Given problem: Repeat what the lines below say, word for word, and skip every image.
— Begin Extracted material —
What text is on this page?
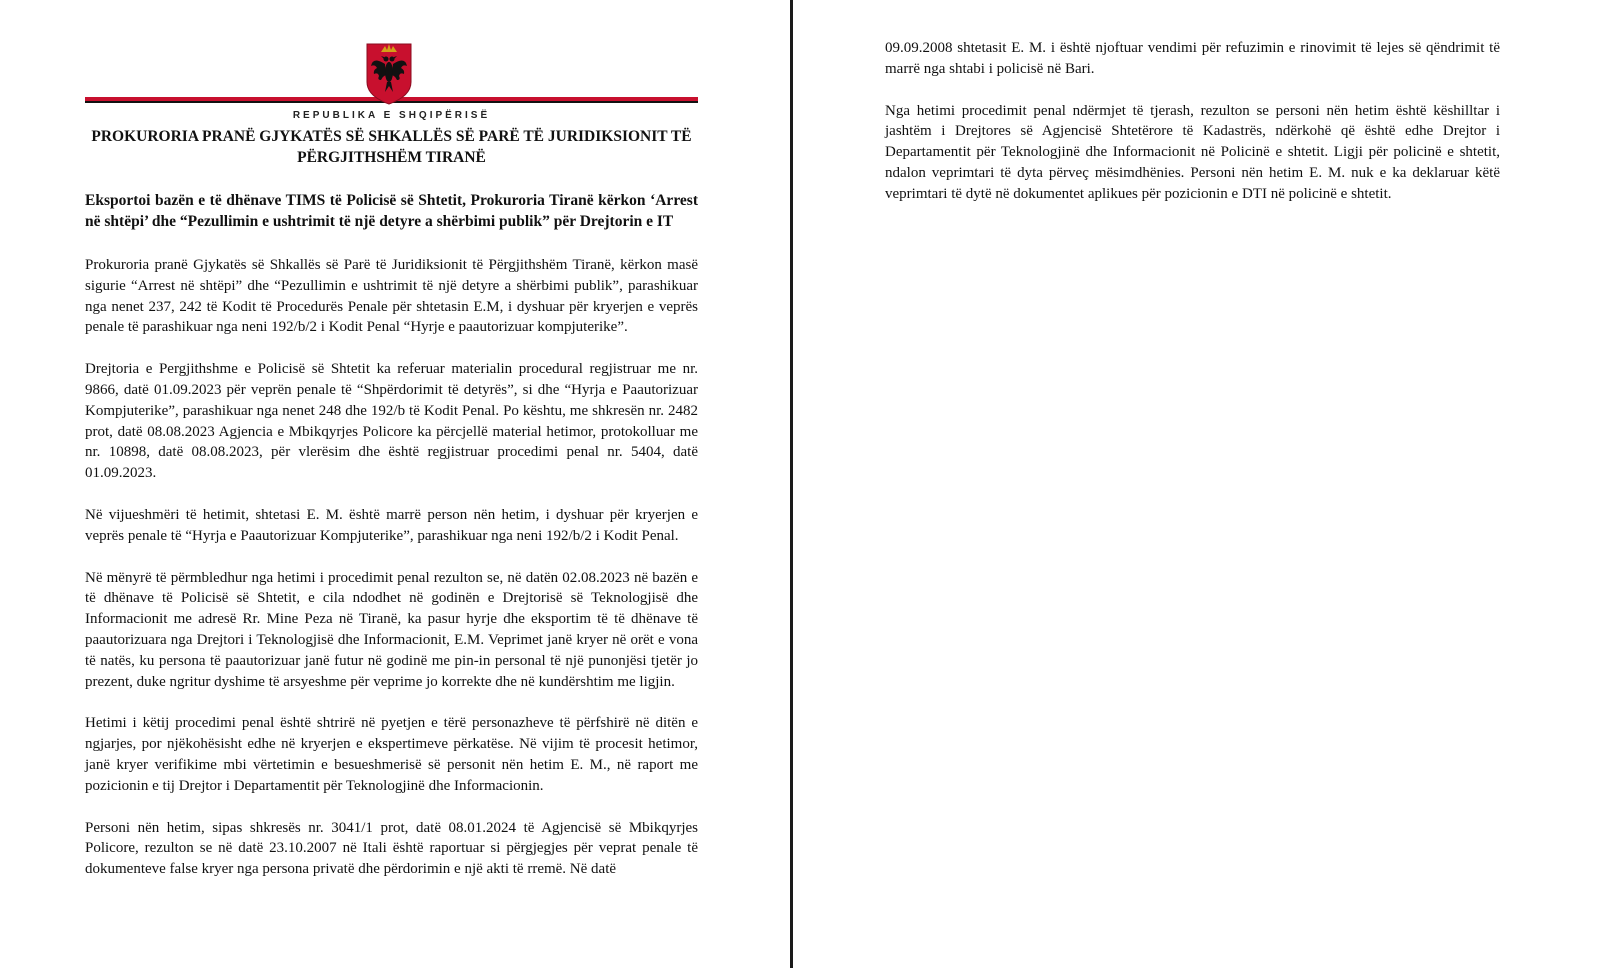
REPUBLIKA E SHQIPËRISË
PROKURORIA PRANË GJYKATËS SË SHKALLËS SË PARË TË JURIDIKSIONIT TË
PËRGJITHSHËM TIRANË
Eksportoi bazën e të dhënave TIMS të Policisë së Shtetit, Prokuroria Tiranë kërkon ‘Arrest në shtëpi’ dhe “Pezullimin e ushtrimit të një detyre a shërbimi publik” për Drejtorin e IT

Prokuroria pranë Gjykatës së Shkallës së Parë të Juridiksionit të Përgjithshëm Tiranë, kërkon masë sigurie “Arrest në shtëpi” dhe “Pezullimin e ushtrimit të një detyre a shërbimi publik”, parashikuar nga nenet 237, 242 të Kodit të Procedurës Penale për shtetasin E.M, i dyshuar për kryerjen e veprës penale të parashikuar nga neni 192/b/2 i Kodit Penal “Hyrje e paautorizuar kompjuterike”.

Drejtoria e Pergjithshme e Policisë së Shtetit ka referuar materialin procedural regjistruar me nr. 9866, datë 01.09.2023 për veprën penale të “Shpërdorimit të detyrës”, si dhe “Hyrja e Paautorizuar Kompjuterike”, parashikuar nga nenet 248 dhe 192/b të Kodit Penal. Po kështu, me shkresën nr. 2482 prot, datë 08.08.2023 Agjencia e Mbikqyrjes Policore ka përcjellë material hetimor, protokolluar me nr. 10898, datë 08.08.2023, për vlerësim dhe është regjistruar procedimi penal nr. 5404, datë 01.09.2023.

Në vijueshmëri të hetimit, shtetasi E. M. është marrë person nën hetim, i dyshuar për kryerjen e veprës penale të “Hyrja e Paautorizuar Kompjuterike”, parashikuar nga neni 192/b/2 i Kodit Penal.

Në mënyrë të përmbledhur nga hetimi i procedimit penal rezulton se, në datën 02.08.2023 në bazën e të dhënave të Policisë së Shtetit, e cila ndodhet në godinën e Drejtorisë së Teknologjisë dhe Informacionit me adresë Rr. Mine Peza në Tiranë, ka pasur hyrje dhe eksportim të të dhënave të paautorizuara nga Drejtori i Teknologjisë dhe Informacionit, E.M. Veprimet janë kryer në orët e vona të natës, ku persona të paautorizuar janë futur në godinë me pin-in personal të një punonjësi tjetër jo prezent, duke ngritur dyshime të arsyeshme për veprime jo korrekte dhe në kundërshtim me ligjin.

Hetimi i këtij procedimi penal është shtrirë në pyetjen e tërë personazheve të përfshirë në ditën e ngjarjes, por njëkohësisht edhe në kryerjen e ekspertimeve përkatëse. Në vijim të procesit hetimor, janë kryer verifikime mbi vërtetimin e besueshmerisë së personit nën hetim E. M., në raport me pozicionin e tij Drejtor i Departamentit për Teknologjinë dhe Informacionin.

Personi nën hetim, sipas shkresës nr. 3041/1 prot, datë 08.01.2024 të Agjencisë së Mbikqyrjes Policore, rezulton se në datë 23.10.2007 në Itali është raportuar si përgjegjes për veprat penale të dokumenteve false kryer nga persona privatë dhe përdorimin e një akti të rremë. Në datë

09.09.2008 shtetasit E. M. i është njoftuar vendimi për refuzimin e rinovimit të lejes së qëndrimit të marrë nga shtabi i policisë në Bari.

Nga hetimi procedimit penal ndërmjet të tjerash, rezulton se personi nën hetim është këshilltar i jashtëm i Drejtores së Agjencisë Shtetërore të Kadastrës, ndërkohë që është edhe Drejtor i Departamentit për Teknologjinë dhe Informacionit në Policinë e shtetit. Ligji për policinë e shtetit, ndalon veprimtari të dyta përveç mësimdhënies. Personi nën hetim E. M. nuk e ka deklaruar këtë veprimtari të dytë në dokumentet aplikues për pozicionin e DTI në policinë e shtetit.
— End Extracted material —
Worked solution:
What text is on this page?
REPUBLIKA E SHQIPËRISË
PROKURORIA PRANË GJYKATËS SË SHKALLËS SË PARË TË JURIDIKSIONIT TË
PËRGJITHSHËM TIRANË
Eksportoi bazën e të dhënave TIMS të Policisë së Shtetit, Prokuroria Tiranë kërkon ‘Arrest në shtëpi’ dhe “Pezullimin e ushtrimit të një detyre a shërbimi publik” për Drejtorin e IT

Prokuroria pranë Gjykatës së Shkallës së Parë të Juridiksionit të Përgjithshëm Tiranë, kërkon masë sigurie “Arrest në shtëpi” dhe “Pezullimin e ushtrimit të një detyre a shërbimi publik”, parashikuar nga nenet 237, 242 të Kodit të Procedurës Penale për shtetasin E.M, i dyshuar për kryerjen e veprës penale të parashikuar nga neni 192/b/2 i Kodit Penal “Hyrje e paautorizuar kompjuterike”.

Drejtoria e Pergjithshme e Policisë së Shtetit ka referuar materialin procedural regjistruar me nr. 9866, datë 01.09.2023 për veprën penale të “Shpërdorimit të detyrës”, si dhe “Hyrja e Paautorizuar Kompjuterike”, parashikuar nga nenet 248 dhe 192/b të Kodit Penal. Po kështu, me shkresën nr. 2482 prot, datë 08.08.2023 Agjencia e Mbikqyrjes Policore ka përcjellë material hetimor, protokolluar me nr. 10898, datë 08.08.2023, për vlerësim dhe është regjistruar procedimi penal nr. 5404, datë 01.09.2023.

Në vijueshmëri të hetimit, shtetasi E. M. është marrë person nën hetim, i dyshuar për kryerjen e veprës penale të “Hyrja e Paautorizuar Kompjuterike”, parashikuar nga neni 192/b/2 i Kodit Penal.

Në mënyrë të përmbledhur nga hetimi i procedimit penal rezulton se, në datën 02.08.2023 në bazën e të dhënave të Policisë së Shtetit, e cila ndodhet në godinën e Drejtorisë së Teknologjisë dhe Informacionit me adresë Rr. Mine Peza në Tiranë, ka pasur hyrje dhe eksportim të të dhënave të paautorizuara nga Drejtori i Teknologjisë dhe Informacionit, E.M. Veprimet janë kryer në orët e vona të natës, ku persona të paautorizuar janë futur në godinë me pin-in personal të një punonjësi tjetër jo prezent, duke ngritur dyshime të arsyeshme për veprime jo korrekte dhe në kundërshtim me ligjin.

Hetimi i këtij procedimi penal është shtrirë në pyetjen e tërë personazheve të përfshirë në ditën e ngjarjes, por njëkohësisht edhe në kryerjen e ekspertimeve përkatëse. Në vijim të procesit hetimor, janë kryer verifikime mbi vërtetimin e besueshmerisë së personit nën hetim E. M., në raport me pozicionin e tij Drejtor i Departamentit për Teknologjinë dhe Informacionin.

Personi nën hetim, sipas shkresës nr. 3041/1 prot, datë 08.01.2024 të Agjencisë së Mbikqyrjes Policore, rezulton se në datë 23.10.2007 në Itali është raportuar si përgjegjes për veprat penale të dokumenteve false kryer nga persona privatë dhe përdorimin e një akti të rremë. Në datë

09.09.2008 shtetasit E. M. i është njoftuar vendimi për refuzimin e rinovimit të lejes së qëndrimit të marrë nga shtabi i policisë në Bari.

Nga hetimi procedimit penal ndërmjet të tjerash, rezulton se personi nën hetim është këshilltar i jashtëm i Drejtores së Agjencisë Shtetërore të Kadastrës, ndërkohë që është edhe Drejtor i Departamentit për Teknologjinë dhe Informacionit në Policinë e shtetit. Ligji për policinë e shtetit, ndalon veprimtari të dyta përveç mësimdhënies. Personi nën hetim E. M. nuk e ka deklaruar këtë veprimtari të dytë në dokumentet aplikues për pozicionin e DTI në policinë e shtetit.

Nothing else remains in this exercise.